Written exercise: Filter the records below down to lines containing "start".

Data entries:
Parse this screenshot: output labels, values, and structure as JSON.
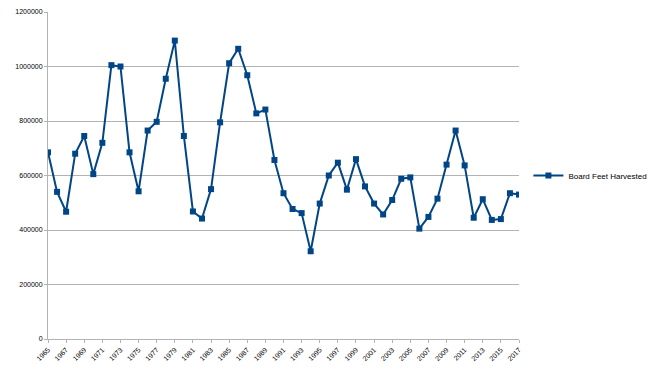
{
  "chart_data": {
    "type": "line",
    "x": [
      1965,
      1966,
      1967,
      1968,
      1969,
      1970,
      1971,
      1972,
      1973,
      1974,
      1975,
      1976,
      1977,
      1978,
      1979,
      1980,
      1981,
      1982,
      1983,
      1984,
      1985,
      1986,
      1987,
      1988,
      1989,
      1990,
      1991,
      1992,
      1993,
      1994,
      1995,
      1996,
      1997,
      1998,
      1999,
      2000,
      2001,
      2002,
      2003,
      2004,
      2005,
      2006,
      2007,
      2008,
      2009,
      2010,
      2011,
      2012,
      2013,
      2014,
      2015,
      2016,
      2017
    ],
    "series": [
      {
        "name": "Board Feet Harvested",
        "color": "#004586",
        "marker": "square",
        "values": [
          685000,
          540000,
          467000,
          680000,
          745000,
          605000,
          720000,
          1005000,
          1000000,
          685000,
          542000,
          765000,
          797000,
          955000,
          1095000,
          745000,
          468000,
          442000,
          550000,
          795000,
          1012000,
          1065000,
          968000,
          828000,
          842000,
          657000,
          535000,
          477000,
          462000,
          322000,
          497000,
          600000,
          647000,
          548000,
          660000,
          560000,
          497000,
          457000,
          510000,
          588000,
          593000,
          405000,
          448000,
          515000,
          640000,
          765000,
          637000,
          445000,
          513000,
          437000,
          440000,
          535000,
          530000
        ]
      }
    ],
    "xlim": [
      1965,
      2017
    ],
    "xticks": [
      1965,
      1967,
      1969,
      1971,
      1973,
      1975,
      1977,
      1979,
      1981,
      1983,
      1985,
      1987,
      1989,
      1991,
      1993,
      1995,
      1997,
      1999,
      2001,
      2003,
      2005,
      2007,
      2009,
      2011,
      2013,
      2015,
      2017
    ],
    "ylim": [
      0,
      1200000
    ],
    "yticks": [
      0,
      200000,
      400000,
      600000,
      800000,
      1000000,
      1200000
    ],
    "grid": true,
    "legend": "right"
  }
}
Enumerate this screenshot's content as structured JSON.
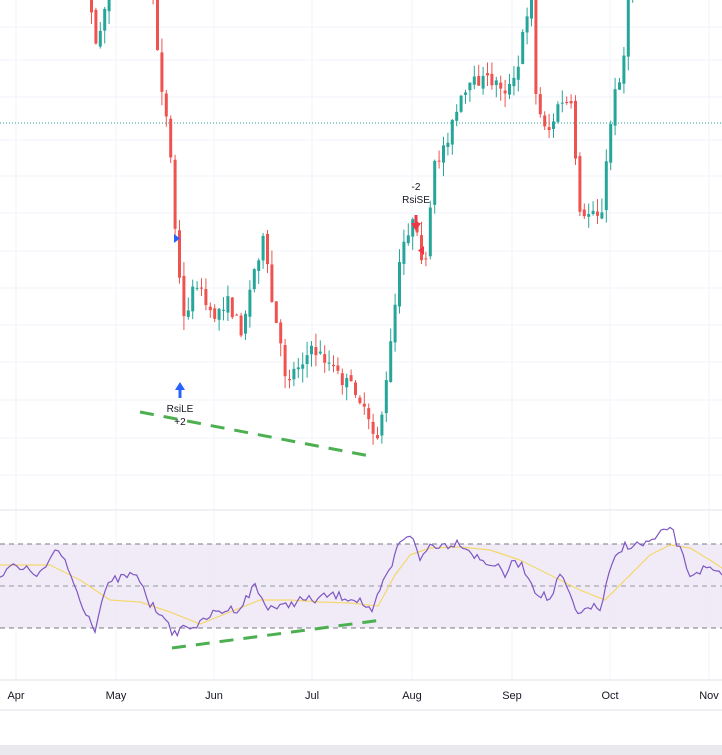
{
  "chart_data": [
    {
      "type": "candlestick",
      "panel": "price",
      "current_price_line": true,
      "grid": true,
      "x_axis": {
        "months": [
          "Apr",
          "May",
          "Jun",
          "Jul",
          "Aug",
          "Sep",
          "Oct",
          "Nov"
        ]
      },
      "signals": [
        {
          "name": "RsiLE",
          "qty": "+2",
          "side": "long",
          "color": "#2962ff"
        },
        {
          "name": "RsiSE",
          "qty": "-2",
          "side": "short",
          "color": "#f23645"
        }
      ],
      "up_color": "#26a69a",
      "down_color": "#ef5350",
      "divergence_color": "#4caf50"
    },
    {
      "type": "line",
      "panel": "rsi",
      "series": [
        {
          "color": "#7e57c2"
        },
        {
          "color": "#f5d76e"
        }
      ],
      "band_color": "#ede7f6"
    }
  ]
}
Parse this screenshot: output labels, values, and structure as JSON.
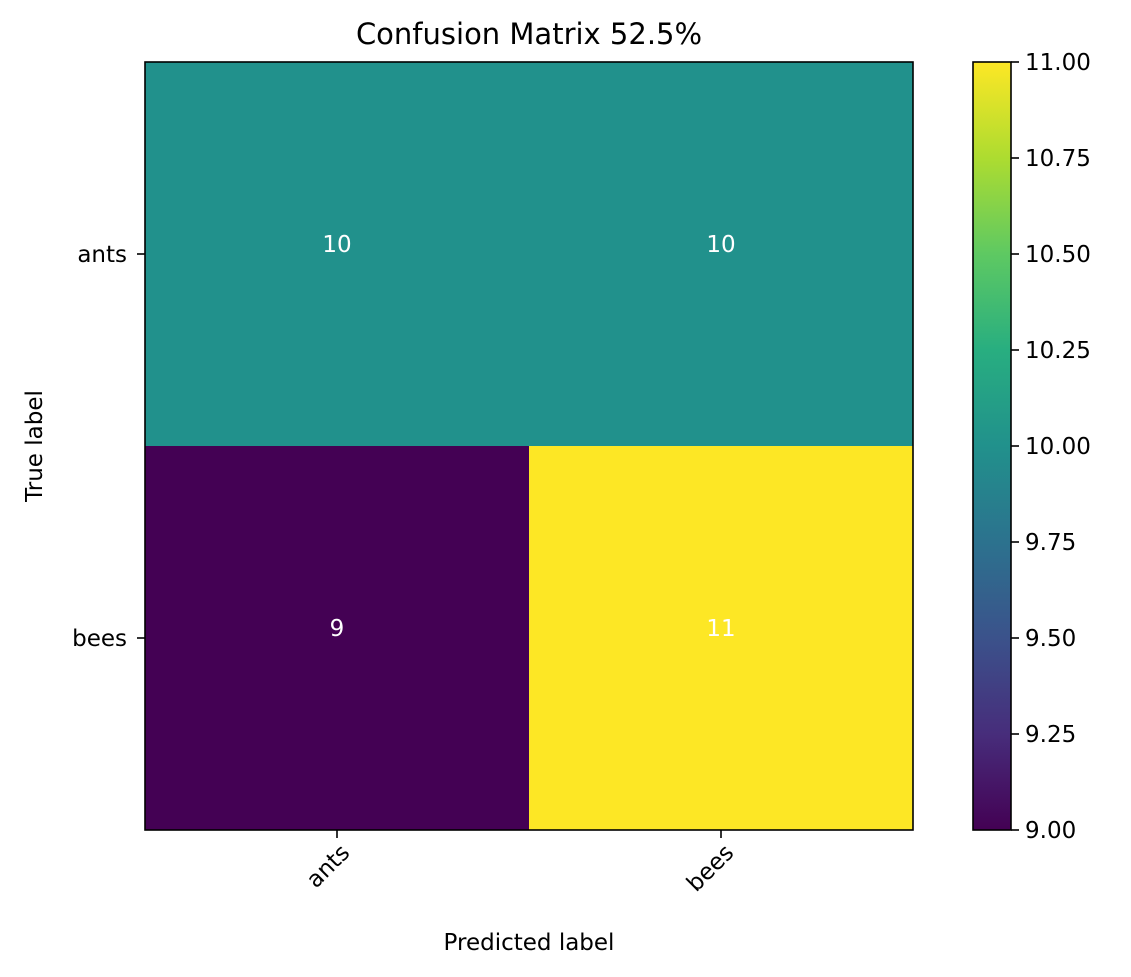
{
  "chart_data": {
    "type": "heatmap",
    "title": "Confusion Matrix 52.5%",
    "xlabel": "Predicted label",
    "ylabel": "True label",
    "x_categories": [
      "ants",
      "bees"
    ],
    "y_categories": [
      "ants",
      "bees"
    ],
    "values": [
      [
        10,
        10
      ],
      [
        9,
        11
      ]
    ],
    "colormap": "viridis",
    "colorbar": {
      "range": [
        9.0,
        11.0
      ],
      "ticks": [
        "9.00",
        "9.25",
        "9.50",
        "9.75",
        "10.00",
        "10.25",
        "10.50",
        "10.75",
        "11.00"
      ]
    },
    "grid": false,
    "colors": {
      "cell_9": "#440154",
      "cell_10": "#21918c",
      "cell_11": "#fde725"
    }
  }
}
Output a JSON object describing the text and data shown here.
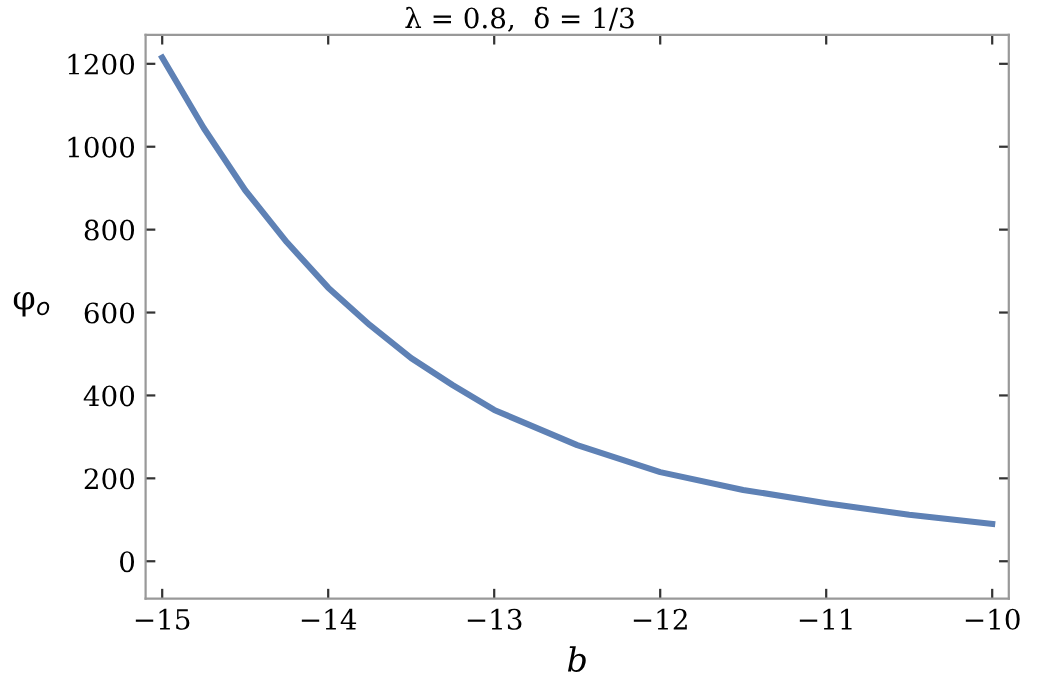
{
  "chart_data": {
    "type": "line",
    "title": "λ = 0.8,  δ = 1/3",
    "xlabel": "b",
    "ylabel": "φ$_{o}$",
    "series": [
      {
        "color": "#5e81b5",
        "x": [
          -15,
          -14.75,
          -14.5,
          -14.25,
          -14,
          -13.75,
          -13.5,
          -13.25,
          -13,
          -12.5,
          -12,
          -11.5,
          -11,
          -10.5,
          -10
        ],
        "values": [
          1215,
          1045,
          895,
          770,
          660,
          570,
          490,
          425,
          365,
          280,
          215,
          172,
          140,
          112,
          90
        ]
      }
    ],
    "xlim": [
      -15.1,
      -9.9
    ],
    "ylim": [
      -90,
      1270
    ],
    "xticks": [
      -15,
      -14,
      -13,
      -12,
      -11,
      -10
    ],
    "yticks": [
      0,
      200,
      400,
      600,
      800,
      1000,
      1200
    ],
    "grid": false,
    "legend": false,
    "marker": "none",
    "line_style": "solid"
  }
}
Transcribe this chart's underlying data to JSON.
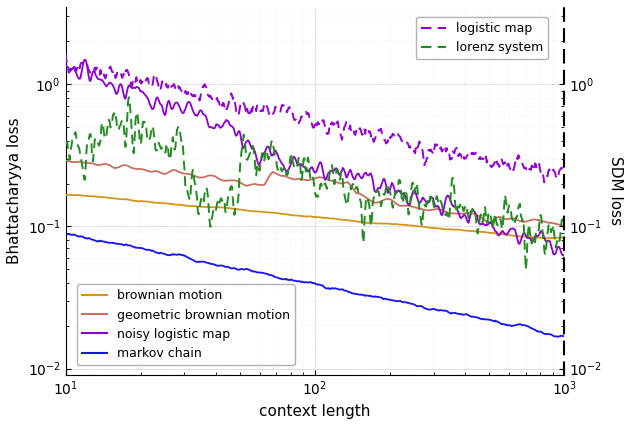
{
  "xlabel": "context length",
  "ylabel_left": "Bhattacharyya loss",
  "ylabel_right": "SDM loss",
  "xlim": [
    10,
    1000
  ],
  "ylim_left": [
    0.009,
    3.5
  ],
  "ylim_right": [
    0.009,
    3.5
  ],
  "background_color": "#ffffff",
  "grid_color": "#bbbbbb",
  "curves": {
    "logistic_map_dashed": {
      "color": "#9400D3",
      "linestyle": "--",
      "linewidth": 1.4,
      "start": 1.4,
      "end": 0.22,
      "noise": 0.18,
      "smooth": 6
    },
    "lorenz_dashed": {
      "color": "#228B22",
      "linestyle": "--",
      "linewidth": 1.4,
      "start": 0.38,
      "end": 0.11,
      "noise": 0.35,
      "smooth": 3
    },
    "brownian": {
      "color": "#D2961E",
      "linestyle": "-",
      "linewidth": 1.3,
      "start": 0.17,
      "end": 0.08,
      "noise": 0.04,
      "smooth": 30
    },
    "geo_brownian": {
      "color": "#C87060",
      "linestyle": "-",
      "linewidth": 1.3,
      "start": 0.3,
      "end": 0.1,
      "noise": 0.1,
      "smooth": 10
    },
    "noisy_logistic": {
      "color": "#8B00CC",
      "linestyle": "-",
      "linewidth": 1.3,
      "start": 1.35,
      "end": 0.08,
      "noise": 0.2,
      "smooth": 5
    },
    "markov": {
      "color": "#1515EE",
      "linestyle": "-",
      "linewidth": 1.3,
      "start": 0.095,
      "end": 0.017,
      "noise": 0.06,
      "smooth": 18
    }
  }
}
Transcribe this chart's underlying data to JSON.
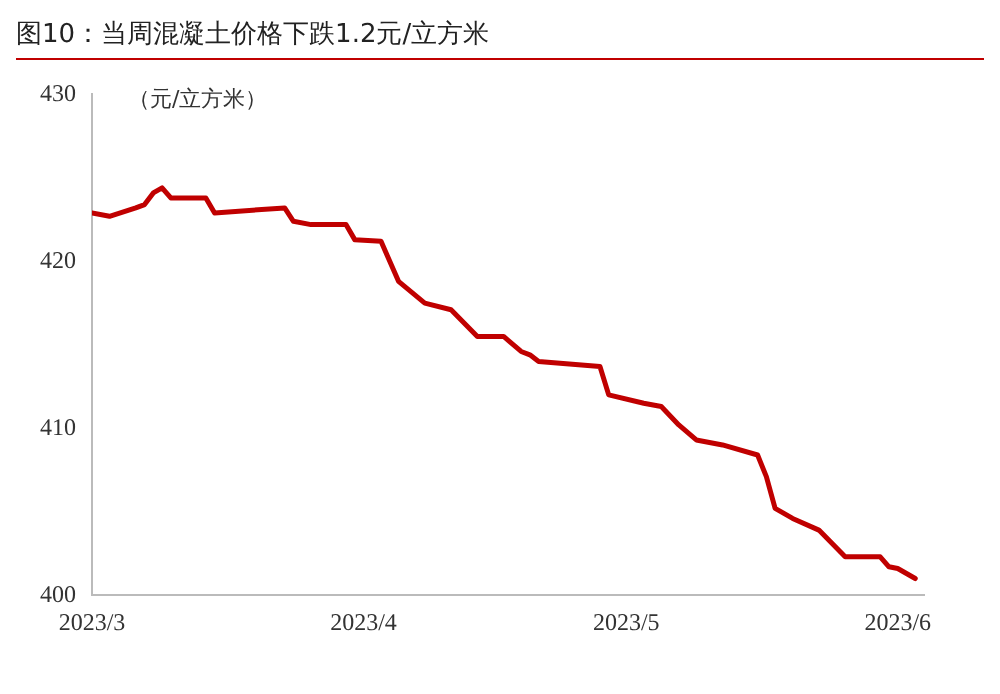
{
  "chart_data": {
    "type": "line",
    "title": "图10：当周混凝土价格下跌1.2元/立方米",
    "ylabel": "（元/立方米）",
    "x": [
      "2023-03-01",
      "2023-03-03",
      "2023-03-06",
      "2023-03-07",
      "2023-03-08",
      "2023-03-09",
      "2023-03-10",
      "2023-03-14",
      "2023-03-15",
      "2023-03-23",
      "2023-03-24",
      "2023-03-26",
      "2023-03-30",
      "2023-03-31",
      "2023-04-03",
      "2023-04-05",
      "2023-04-08",
      "2023-04-11",
      "2023-04-14",
      "2023-04-17",
      "2023-04-19",
      "2023-04-20",
      "2023-04-21",
      "2023-04-28",
      "2023-04-29",
      "2023-05-03",
      "2023-05-05",
      "2023-05-07",
      "2023-05-09",
      "2023-05-12",
      "2023-05-16",
      "2023-05-17",
      "2023-05-18",
      "2023-05-20",
      "2023-05-23",
      "2023-05-26",
      "2023-05-30",
      "2023-05-31",
      "2023-06-01",
      "2023-06-03"
    ],
    "series": [
      {
        "color": "#c00000",
        "values": [
          422.9,
          422.7,
          423.2,
          423.4,
          424.1,
          424.4,
          423.8,
          423.8,
          422.9,
          423.2,
          422.4,
          422.2,
          422.2,
          421.3,
          421.2,
          418.8,
          417.5,
          417.1,
          415.5,
          415.5,
          414.6,
          414.4,
          414.0,
          413.7,
          412.0,
          411.5,
          411.3,
          410.2,
          409.3,
          409.0,
          408.4,
          407.1,
          405.2,
          404.6,
          403.9,
          402.3,
          402.3,
          401.7,
          401.6,
          401.0
        ]
      }
    ],
    "xlim": [
      "2023-03-01",
      "2023-06-04"
    ],
    "xticks": [
      {
        "value": "2023-03-01",
        "label": "2023/3"
      },
      {
        "value": "2023-04-01",
        "label": "2023/4"
      },
      {
        "value": "2023-05-01",
        "label": "2023/5"
      },
      {
        "value": "2023-06-01",
        "label": "2023/6"
      }
    ],
    "ylim": [
      400,
      430
    ],
    "yticks": [
      400,
      410,
      420,
      430
    ],
    "grid": false,
    "legend": false,
    "marker": "none",
    "line_style": "solid"
  }
}
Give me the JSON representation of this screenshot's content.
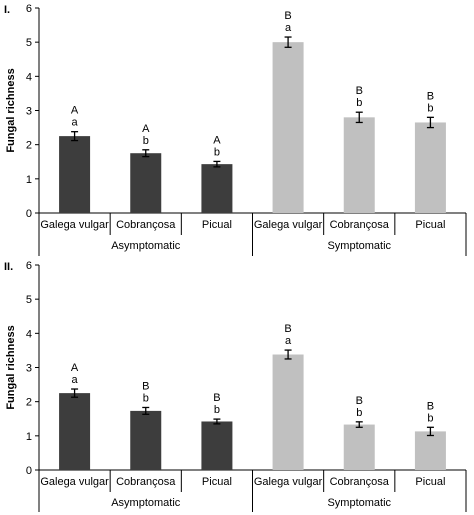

Reply to the task:
      "start": 1.4,
      "start": 0.38,
      "start": 0.17,
      "start": 0.3,
      "start": 1.35,
      "start": 0.095,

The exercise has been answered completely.